→ Given exercise: Read the lines below. Copy out any that hold the string "this".

[Figure collection entries]
★ ★ ★
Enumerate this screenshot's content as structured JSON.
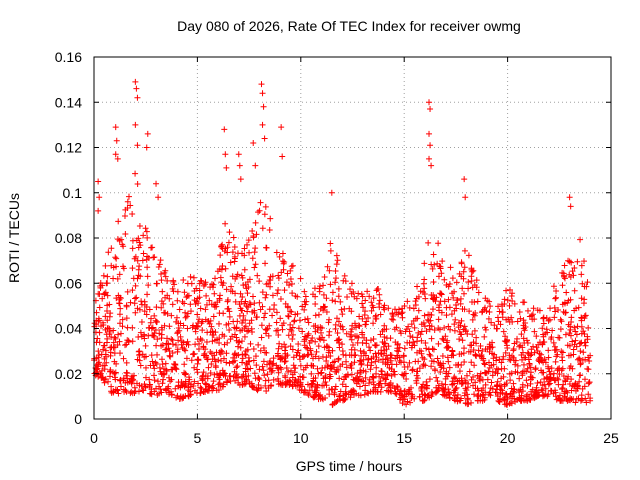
{
  "chart_data": {
    "type": "scatter",
    "title": "Day 080 of 2026, Rate Of TEC Index for receiver owmg",
    "xlabel": "GPS time / hours",
    "ylabel": "ROTI / TECUs",
    "xlim": [
      0,
      25
    ],
    "ylim": [
      0,
      0.16
    ],
    "x_ticks": [
      0,
      5,
      10,
      15,
      20,
      25
    ],
    "y_ticks": [
      0,
      0.02,
      0.04,
      0.06,
      0.08,
      0.1,
      0.12,
      0.14,
      0.16
    ],
    "x_tick_labels": [
      "0",
      "5",
      "10",
      "15",
      "20",
      "25"
    ],
    "y_tick_labels": [
      "0",
      "0.02",
      "0.04",
      "0.06",
      "0.08",
      "0.1",
      "0.12",
      "0.14",
      "0.16"
    ],
    "grid": true,
    "marker": "plus",
    "color": "#ff0000",
    "envelope": {
      "x": [
        0,
        0.5,
        1,
        1.5,
        2,
        2.2,
        2.5,
        3,
        3.5,
        4,
        4.5,
        5,
        5.5,
        6,
        6.4,
        7,
        7.5,
        8,
        8.3,
        8.6,
        9,
        9.5,
        10,
        10.5,
        11,
        11.5,
        12,
        12.5,
        13,
        13.5,
        14,
        14.5,
        15,
        15.5,
        16,
        16.3,
        16.6,
        17,
        17.5,
        18,
        18.5,
        19,
        19.5,
        20,
        20.5,
        21,
        21.5,
        22,
        22.5,
        23,
        23.5,
        24
      ],
      "low": [
        0.02,
        0.015,
        0.01,
        0.012,
        0.01,
        0.012,
        0.012,
        0.01,
        0.012,
        0.008,
        0.01,
        0.01,
        0.012,
        0.012,
        0.015,
        0.015,
        0.015,
        0.012,
        0.012,
        0.015,
        0.015,
        0.015,
        0.012,
        0.01,
        0.008,
        0.006,
        0.008,
        0.01,
        0.01,
        0.012,
        0.012,
        0.012,
        0.006,
        0.008,
        0.008,
        0.01,
        0.012,
        0.01,
        0.008,
        0.006,
        0.008,
        0.008,
        0.008,
        0.006,
        0.008,
        0.008,
        0.01,
        0.01,
        0.008,
        0.008,
        0.006,
        0.008
      ],
      "high": [
        0.05,
        0.07,
        0.085,
        0.1,
        0.11,
        0.1,
        0.09,
        0.075,
        0.065,
        0.06,
        0.065,
        0.065,
        0.065,
        0.07,
        0.09,
        0.075,
        0.08,
        0.095,
        0.1,
        0.09,
        0.075,
        0.07,
        0.065,
        0.055,
        0.07,
        0.08,
        0.065,
        0.06,
        0.055,
        0.06,
        0.055,
        0.05,
        0.05,
        0.06,
        0.07,
        0.085,
        0.08,
        0.065,
        0.07,
        0.075,
        0.065,
        0.055,
        0.05,
        0.06,
        0.055,
        0.05,
        0.05,
        0.055,
        0.065,
        0.075,
        0.08,
        0.055
      ]
    },
    "outliers": [
      {
        "x": 0.2,
        "y": 0.105
      },
      {
        "x": 0.25,
        "y": 0.098
      },
      {
        "x": 0.2,
        "y": 0.092
      },
      {
        "x": 1.05,
        "y": 0.129
      },
      {
        "x": 1.1,
        "y": 0.123
      },
      {
        "x": 1.05,
        "y": 0.117
      },
      {
        "x": 1.15,
        "y": 0.115
      },
      {
        "x": 2.0,
        "y": 0.149
      },
      {
        "x": 2.05,
        "y": 0.146
      },
      {
        "x": 2.1,
        "y": 0.142
      },
      {
        "x": 2.0,
        "y": 0.13
      },
      {
        "x": 2.1,
        "y": 0.121
      },
      {
        "x": 2.6,
        "y": 0.126
      },
      {
        "x": 2.55,
        "y": 0.12
      },
      {
        "x": 3.0,
        "y": 0.104
      },
      {
        "x": 3.1,
        "y": 0.098
      },
      {
        "x": 6.3,
        "y": 0.128
      },
      {
        "x": 6.35,
        "y": 0.117
      },
      {
        "x": 6.4,
        "y": 0.111
      },
      {
        "x": 7.0,
        "y": 0.117
      },
      {
        "x": 7.05,
        "y": 0.112
      },
      {
        "x": 7.1,
        "y": 0.106
      },
      {
        "x": 7.7,
        "y": 0.122
      },
      {
        "x": 7.8,
        "y": 0.112
      },
      {
        "x": 8.1,
        "y": 0.148
      },
      {
        "x": 8.15,
        "y": 0.144
      },
      {
        "x": 8.2,
        "y": 0.138
      },
      {
        "x": 8.15,
        "y": 0.13
      },
      {
        "x": 8.25,
        "y": 0.124
      },
      {
        "x": 9.05,
        "y": 0.129
      },
      {
        "x": 9.1,
        "y": 0.116
      },
      {
        "x": 11.5,
        "y": 0.1
      },
      {
        "x": 16.2,
        "y": 0.14
      },
      {
        "x": 16.25,
        "y": 0.137
      },
      {
        "x": 16.2,
        "y": 0.126
      },
      {
        "x": 16.25,
        "y": 0.121
      },
      {
        "x": 16.2,
        "y": 0.115
      },
      {
        "x": 16.3,
        "y": 0.112
      },
      {
        "x": 17.9,
        "y": 0.106
      },
      {
        "x": 17.95,
        "y": 0.098
      },
      {
        "x": 23.0,
        "y": 0.098
      },
      {
        "x": 23.05,
        "y": 0.094
      }
    ]
  }
}
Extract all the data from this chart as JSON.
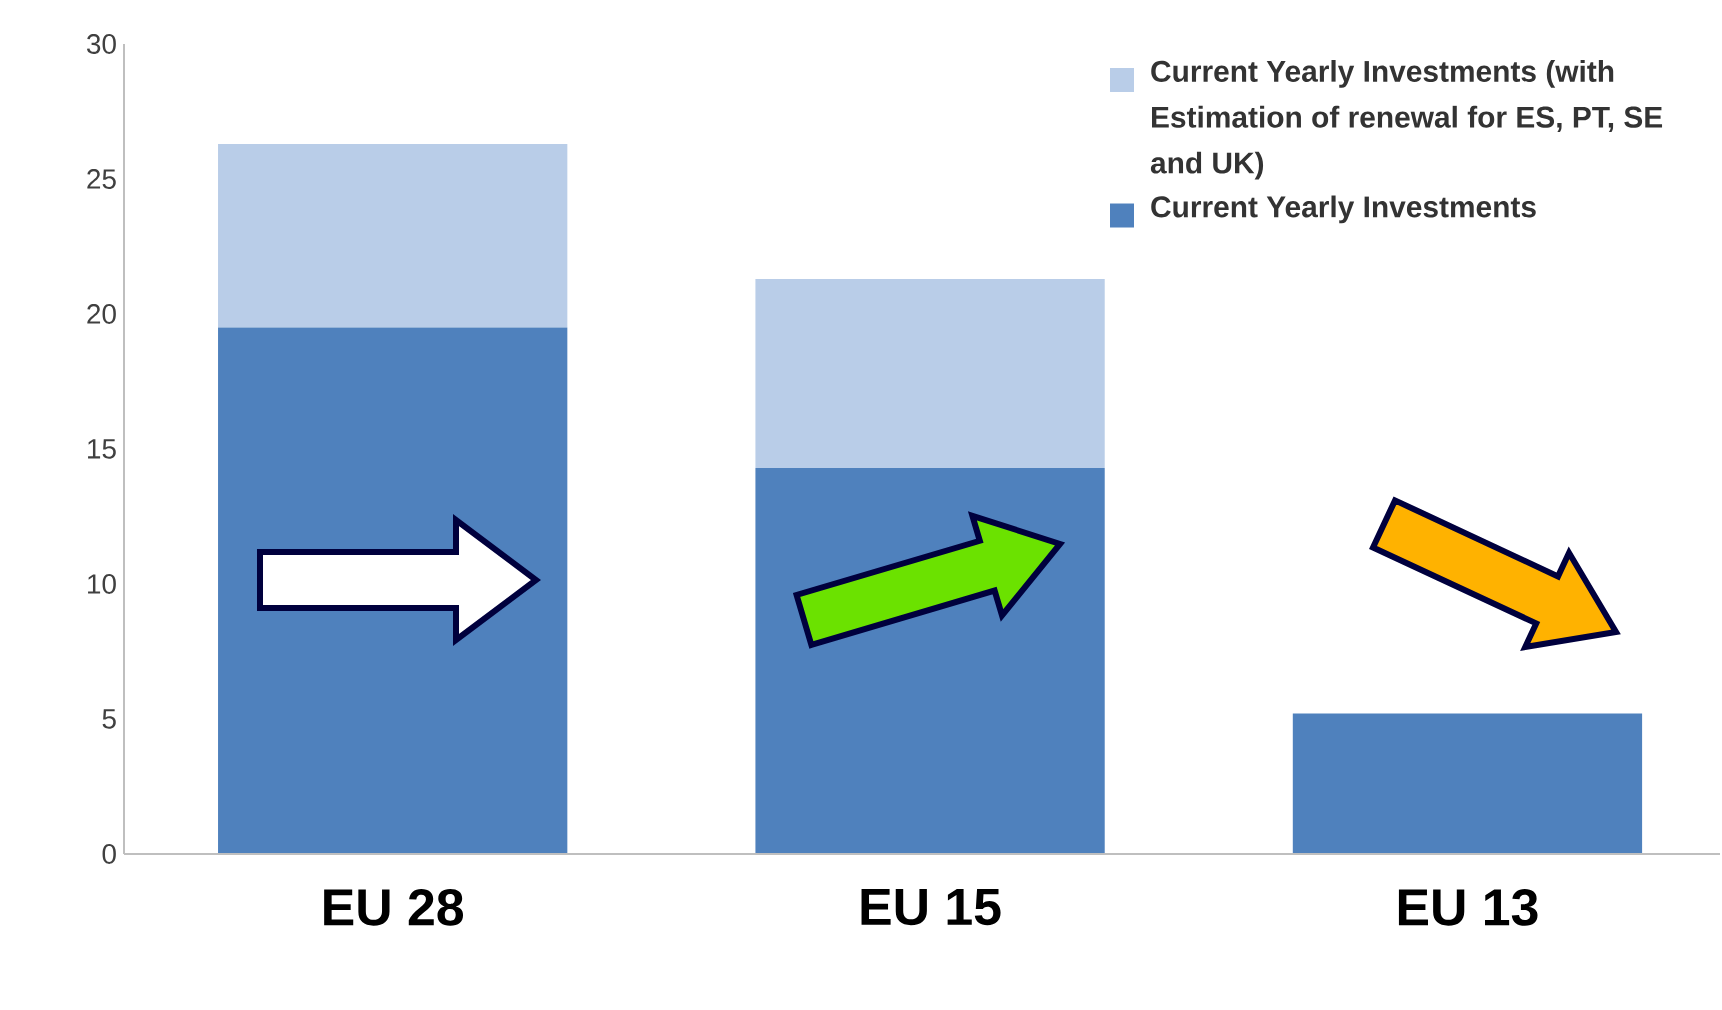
{
  "chart_data": {
    "type": "bar",
    "stacked": true,
    "categories": [
      "EU 28",
      "EU 15",
      "EU 13"
    ],
    "series": [
      {
        "name": "Current Yearly Investments",
        "color": "#4f81bd",
        "values": [
          19.5,
          14.3,
          5.2
        ]
      },
      {
        "name": "Current Yearly Investments (with Estimation of renewal for ES, PT, SE and UK)",
        "color": "#b9cde8",
        "values": [
          6.8,
          7.0,
          null
        ]
      }
    ],
    "ylim": [
      0,
      30
    ],
    "yticks": [
      0,
      5,
      10,
      15,
      20,
      25,
      30
    ],
    "legend": "top right"
  }
}
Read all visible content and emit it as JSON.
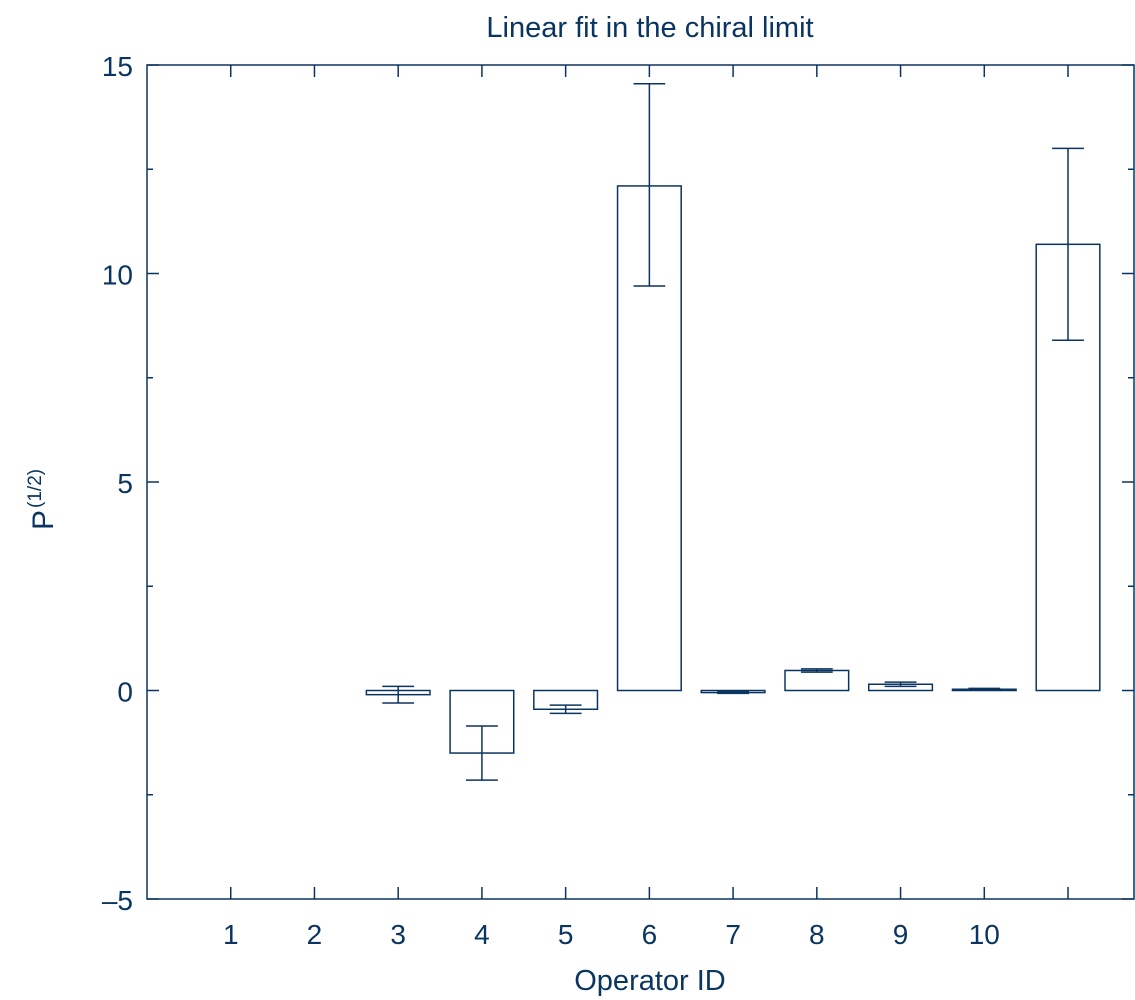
{
  "chart_data": {
    "type": "bar",
    "title": "Linear fit in the chiral limit",
    "xlabel": "Operator ID",
    "ylabel": "P",
    "ylabel_sup": "(1/2)",
    "x_range": [
      0,
      11.8
    ],
    "ylim": [
      -5,
      15
    ],
    "yticks": [
      -5,
      0,
      5,
      10,
      15
    ],
    "ytick_labels": [
      "–5",
      "0",
      "5",
      "10",
      "15"
    ],
    "xticks": [
      1,
      2,
      3,
      4,
      5,
      6,
      7,
      8,
      9,
      10,
      11
    ],
    "xtick_labels": [
      "1",
      "2",
      "3",
      "4",
      "5",
      "6",
      "7",
      "8",
      "9",
      "10",
      ""
    ],
    "bar_width": 0.76,
    "grid": false,
    "legend": "none",
    "bars": [
      {
        "x": 3,
        "value": -0.1,
        "err_low": -0.3,
        "err_high": 0.1
      },
      {
        "x": 4,
        "value": -1.5,
        "err_low": -2.15,
        "err_high": -0.85
      },
      {
        "x": 5,
        "value": -0.45,
        "err_low": -0.55,
        "err_high": -0.35
      },
      {
        "x": 6,
        "value": 12.1,
        "err_low": 9.7,
        "err_high": 14.55
      },
      {
        "x": 7,
        "value": -0.05,
        "err_low": -0.07,
        "err_high": -0.02
      },
      {
        "x": 8,
        "value": 0.48,
        "err_low": 0.44,
        "err_high": 0.52
      },
      {
        "x": 9,
        "value": 0.15,
        "err_low": 0.1,
        "err_high": 0.2
      },
      {
        "x": 10,
        "value": 0.03,
        "err_low": 0.01,
        "err_high": 0.05
      },
      {
        "x": 11,
        "value": 10.7,
        "err_low": 8.4,
        "err_high": 13.0
      }
    ],
    "color": "#0b3561"
  }
}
★ ★ ★
→ Worked solution:
Enumerate this screenshot's content as structured JSON.
Extract all the data from this chart as JSON.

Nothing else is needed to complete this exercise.